Objective
Wherever a line in the data below holds "value", copy that line.
─── Available data ───
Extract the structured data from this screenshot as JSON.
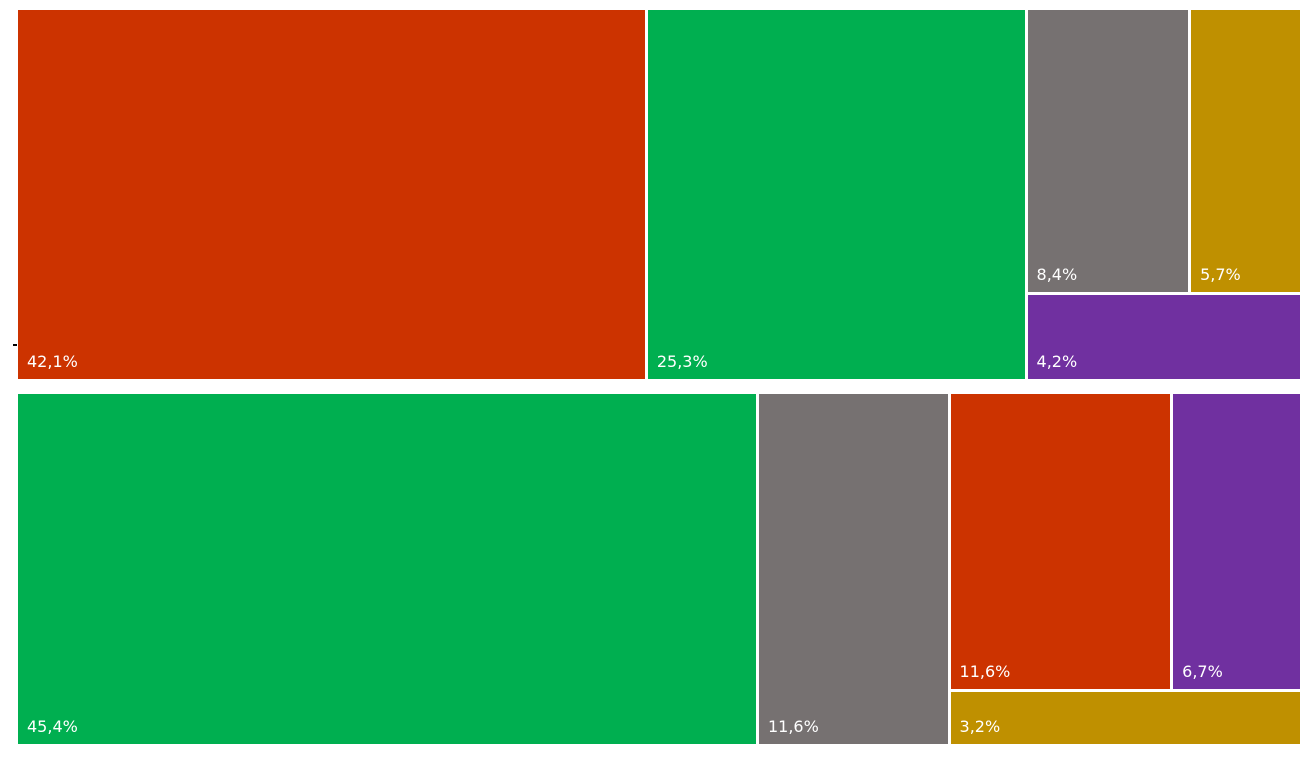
{
  "chart_data": [
    {
      "type": "treemap",
      "title": "",
      "tiles": [
        {
          "label": "42,1%",
          "value": 42.1,
          "color": "#CC3300"
        },
        {
          "label": "25,3%",
          "value": 25.3,
          "color": "#00AF50"
        },
        {
          "label": "8,4%",
          "value": 8.4,
          "color": "#767171"
        },
        {
          "label": "5,7%",
          "value": 5.7,
          "color": "#BF9000"
        },
        {
          "label": "4,2%",
          "value": 4.2,
          "color": "#7030A0"
        }
      ]
    },
    {
      "type": "treemap",
      "title": "",
      "tiles": [
        {
          "label": "45,4%",
          "value": 45.4,
          "color": "#00AF50"
        },
        {
          "label": "11,6%",
          "value": 11.6,
          "color": "#767171"
        },
        {
          "label": "11,6%",
          "value": 11.6,
          "color": "#CC3300"
        },
        {
          "label": "6,7%",
          "value": 6.7,
          "color": "#7030A0"
        },
        {
          "label": "3,2%",
          "value": 3.2,
          "color": "#BF9000"
        }
      ]
    }
  ]
}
───
Result below
          "value": 42.1,
          "value": 25.3,
          "value": 8.4,
          "value": 5.7,
          "value": 4.2,
          "value": 45.4,
          "value": 11.6,
          "value": 11.6,
          "value": 6.7,
          "value": 3.2,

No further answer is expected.